Request —
Leave out every picture, and output exactly the lines from the line containing "Convert this document image to plain text." through the last line of the data.

Data entries:

--------------------------------------------------

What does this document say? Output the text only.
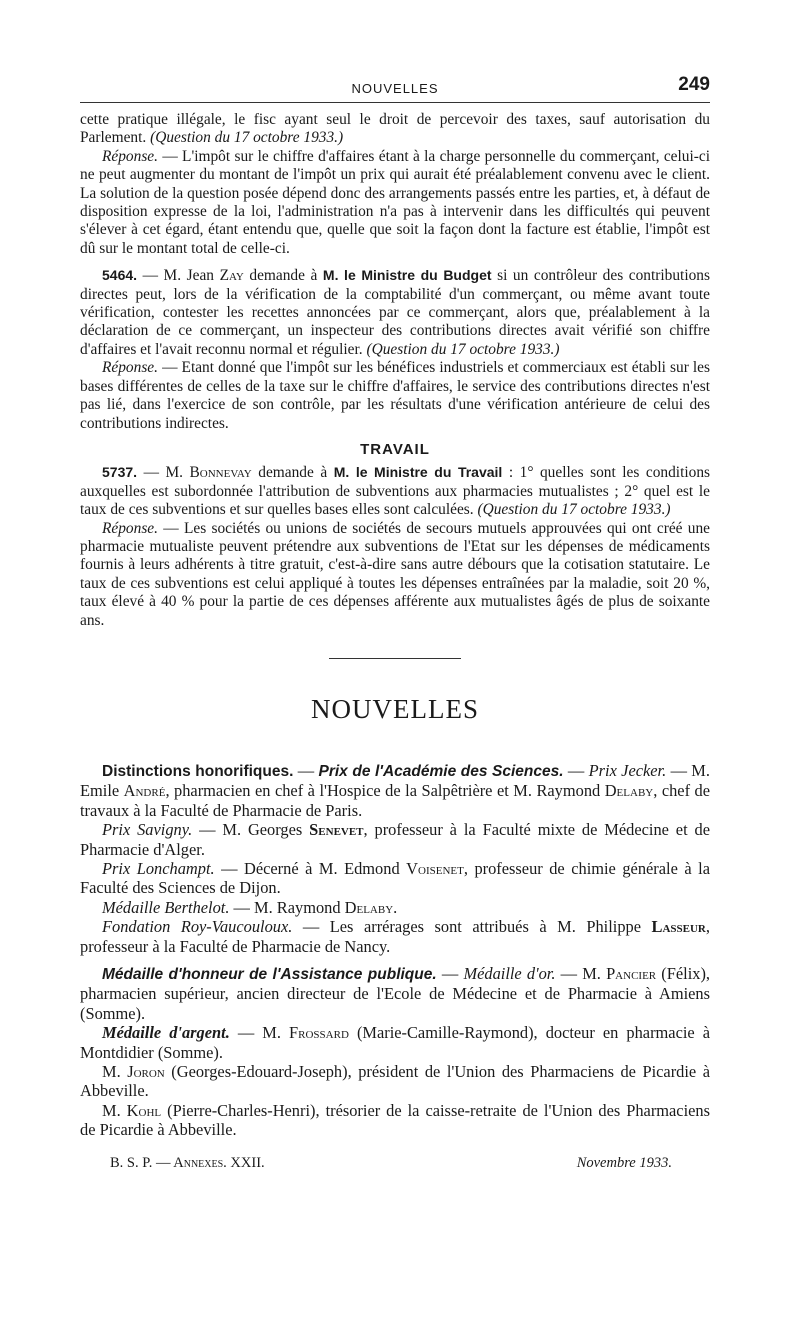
NOUVELLES	249

cette pratique illégale, le fisc ayant seul le droit de percevoir des taxes, sauf autorisation du Parlement. (Question du 17 octobre 1933.)

Réponse. — L'impôt sur le chiffre d'affaires étant à la charge personnelle du commerçant, celui-ci ne peut augmenter du montant de l'impôt un prix qui aurait été préalablement convenu avec le client. La solution de la question posée dépend donc des arrangements passés entre les parties, et, à défaut de disposition expresse de la loi, l'administration n'a pas à intervenir dans les difficultés qui peuvent s'élever à cet égard, étant entendu que, quelle que soit la façon dont la facture est établie, l'impôt est dû sur le montant total de celle-ci.

5464. — M. Jean Zay demande à M. le Ministre du Budget si un contrôleur des contributions directes peut, lors de la vérification de la comptabilité d'un commerçant, ou même avant toute vérification, contester les recettes annoncées par ce commerçant, alors que, préalablement à la déclaration de ce commerçant, un inspecteur des contributions directes avait vérifié son chiffre d'affaires et l'avait reconnu normal et régulier. (Question du 17 octobre 1933.)

Réponse. — Etant donné que l'impôt sur les bénéfices industriels et commerciaux est établi sur les bases différentes de celles de la taxe sur le chiffre d'affaires, le service des contributions directes n'est pas lié, dans l'exercice de son contrôle, par les résultats d'une vérification antérieure de celui des contributions indirectes.

TRAVAIL

5737. — M. Bonnevay demande à M. le Ministre du Travail : 1° quelles sont les conditions auxquelles est subordonnée l'attribution de subventions aux pharmacies mutualistes ; 2° quel est le taux de ces subventions et sur quelles bases elles sont calculées. (Question du 17 octobre 1933.)

Réponse. — Les sociétés ou unions de sociétés de secours mutuels approuvées qui ont créé une pharmacie mutualiste peuvent prétendre aux subventions de l'Etat sur les dépenses de médicaments fournis à leurs adhérents à titre gratuit, c'est-à-dire sans autre débours que la cotisation statutaire. Le taux de ces subventions est celui appliqué à toutes les dépenses entraînées par la maladie, soit 20 %, taux élevé à 40 % pour la partie de ces dépenses afférente aux mutualistes âgés de plus de soixante ans.

NOUVELLES

Distinctions honorifiques. — Prix de l'Académie des Sciences. — Prix Jecker. — M. Emile André, pharmacien en chef à l'Hospice de la Salpêtrière et M. Raymond Delaby, chef de travaux à la Faculté de Pharmacie de Paris.

Prix Savigny. — M. Georges Senevet, professeur à la Faculté mixte de Médecine et de Pharmacie d'Alger.

Prix Lonchampt. — Décerné à M. Edmond Voisenet, professeur de chimie générale à la Faculté des Sciences de Dijon.

Médaille Berthelot. — M. Raymond Delaby.

Fondation Roy-Vaucouloux. — Les arrérages sont attribués à M. Philippe Lasseur, professeur à la Faculté de Pharmacie de Nancy.

Médaille d'honneur de l'Assistance publique. — Médaille d'or. — M. Pancier (Félix), pharmacien supérieur, ancien directeur de l'Ecole de Médecine et de Pharmacie à Amiens (Somme).

Médaille d'argent. — M. Frossard (Marie-Camille-Raymond), docteur en pharmacie à Montdidier (Somme).

M. Joron (Georges-Edouard-Joseph), président de l'Union des Pharmaciens de Picardie à Abbeville.

M. Kohl (Pierre-Charles-Henri), trésorier de la caisse-retraite de l'Union des Pharmaciens de Picardie à Abbeville.

B. S. P. — Annexes. XXII.	Novembre 1933.
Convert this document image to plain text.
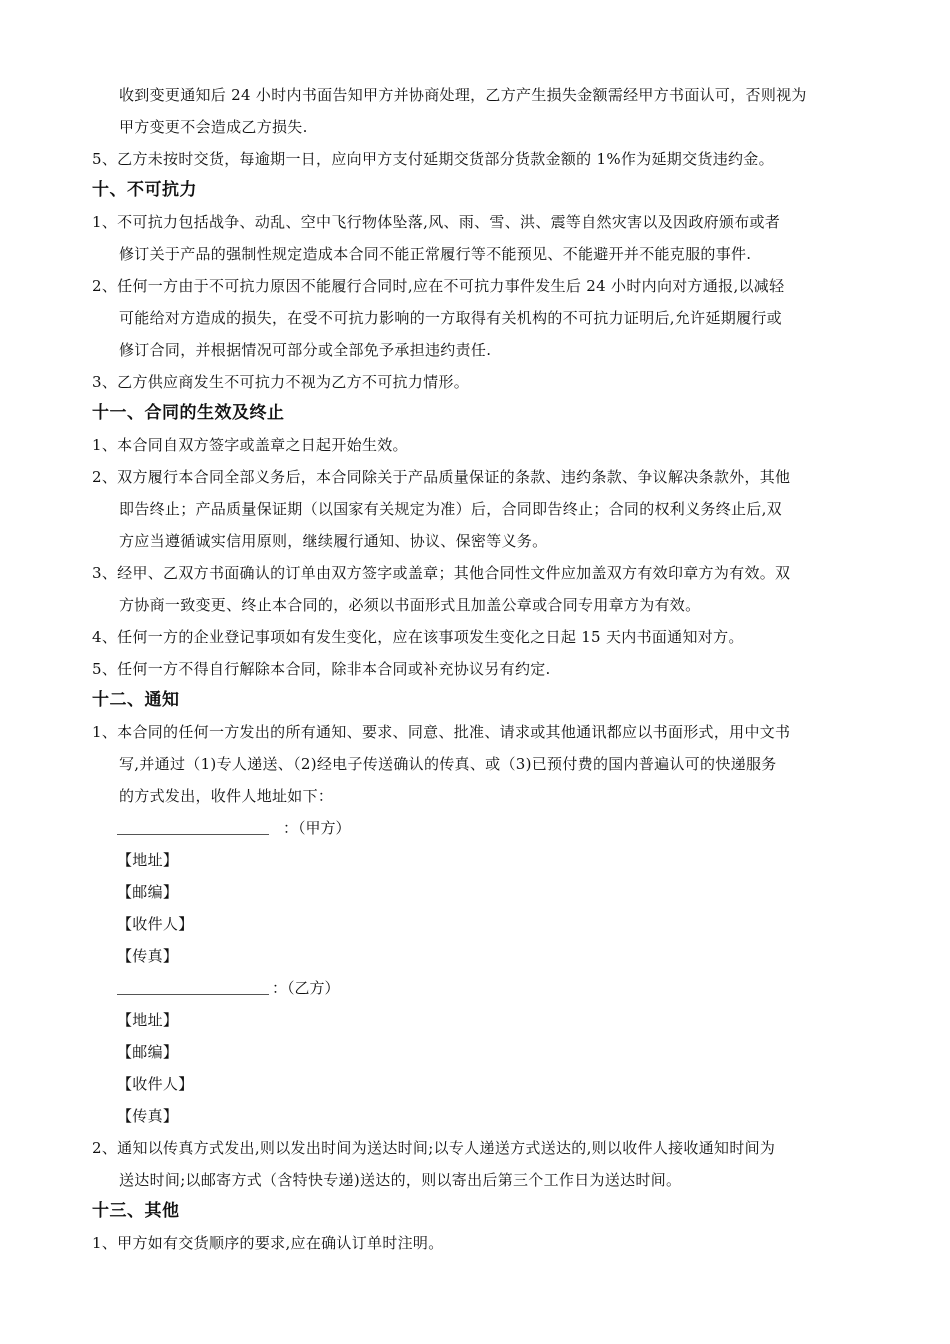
收到变更通知后 24 小时内书面告知甲方并协商处理，乙方产生损失金额需经甲方书面认可，否则视为
甲方变更不会造成乙方损失.
5、乙方未按时交货，每逾期一日，应向甲方支付延期交货部分货款金额的 1%作为延期交货违约金。
十、不可抗力
1、不可抗力包括战争、动乱、空中飞行物体坠落,风、雨、雪、洪、震等自然灾害以及因政府颁布或者
修订关于产品的强制性规定造成本合同不能正常履行等不能预见、不能避开并不能克服的事件.
2、任何一方由于不可抗力原因不能履行合同时,应在不可抗力事件发生后 24 小时内向对方通报,以减轻
可能给对方造成的损失，在受不可抗力影响的一方取得有关机构的不可抗力证明后,允许延期履行或
修订合同，并根据情况可部分或全部免予承担违约责任.
3、乙方供应商发生不可抗力不视为乙方不可抗力情形。
十一、合同的生效及终止
1、本合同自双方签字或盖章之日起开始生效。
2、双方履行本合同全部义务后，本合同除关于产品质量保证的条款、违约条款、争议解决条款外，其他
即告终止；产品质量保证期（以国家有关规定为准）后，合同即告终止；合同的权利义务终止后,双
方应当遵循诚实信用原则，继续履行通知、协议、保密等义务。
3、经甲、乙双方书面确认的订单由双方签字或盖章；其他合同性文件应加盖双方有效印章方为有效。双
方协商一致变更、终止本合同的，必须以书面形式且加盖公章或合同专用章方为有效。
4、任何一方的企业登记事项如有发生变化，应在该事项发生变化之日起 15 天内书面通知对方。
5、任何一方不得自行解除本合同，除非本合同或补充协议另有约定.
十二、通知
1、本合同的任何一方发出的所有通知、要求、同意、批准、请求或其他通讯都应以书面形式，用中文书
写,并通过（1)专人递送、（2)经电子传送确认的传真、或（3)已预付费的国内普遍认可的快递服务
的方式发出，收件人地址如下：
：（甲方）
【地址】
【邮编】
【收件人】
【传真】
：（乙方）
【地址】
【邮编】
【收件人】
【传真】
2、通知以传真方式发出,则以发出时间为送达时间;以专人递送方式送达的,则以收件人接收通知时间为
送达时间;以邮寄方式（含特快专递)送达的，则以寄出后第三个工作日为送达时间。
十三、其他
1、甲方如有交货顺序的要求,应在确认订单时注明。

--------------------------------------------------

Solution to this exercise —
Convert this document image to plain text.
收到变更通知后 24 小时内书面告知甲方并协商处理，乙方产生损失金额需经甲方书面认可，否则视为
甲方变更不会造成乙方损失.
5、乙方未按时交货，每逾期一日，应向甲方支付延期交货部分货款金额的 1%作为延期交货违约金。
十、不可抗力
1、不可抗力包括战争、动乱、空中飞行物体坠落,风、雨、雪、洪、震等自然灾害以及因政府颁布或者
修订关于产品的强制性规定造成本合同不能正常履行等不能预见、不能避开并不能克服的事件.
2、任何一方由于不可抗力原因不能履行合同时,应在不可抗力事件发生后 24 小时内向对方通报,以减轻
可能给对方造成的损失，在受不可抗力影响的一方取得有关机构的不可抗力证明后,允许延期履行或
修订合同，并根据情况可部分或全部免予承担违约责任.
3、乙方供应商发生不可抗力不视为乙方不可抗力情形。
十一、合同的生效及终止
1、本合同自双方签字或盖章之日起开始生效。
2、双方履行本合同全部义务后，本合同除关于产品质量保证的条款、违约条款、争议解决条款外，其他
即告终止；产品质量保证期（以国家有关规定为准）后，合同即告终止；合同的权利义务终止后,双
方应当遵循诚实信用原则，继续履行通知、协议、保密等义务。
3、经甲、乙双方书面确认的订单由双方签字或盖章；其他合同性文件应加盖双方有效印章方为有效。双
方协商一致变更、终止本合同的，必须以书面形式且加盖公章或合同专用章方为有效。
4、任何一方的企业登记事项如有发生变化，应在该事项发生变化之日起 15 天内书面通知对方。
5、任何一方不得自行解除本合同，除非本合同或补充协议另有约定.
十二、通知
1、本合同的任何一方发出的所有通知、要求、同意、批准、请求或其他通讯都应以书面形式，用中文书
写,并通过（1)专人递送、（2)经电子传送确认的传真、或（3)已预付费的国内普遍认可的快递服务
的方式发出，收件人地址如下：
：（甲方）
【地址】
【邮编】
【收件人】
【传真】
：（乙方）
【地址】
【邮编】
【收件人】
【传真】
2、通知以传真方式发出,则以发出时间为送达时间;以专人递送方式送达的,则以收件人接收通知时间为
送达时间;以邮寄方式（含特快专递)送达的，则以寄出后第三个工作日为送达时间。
十三、其他
1、甲方如有交货顺序的要求,应在确认订单时注明。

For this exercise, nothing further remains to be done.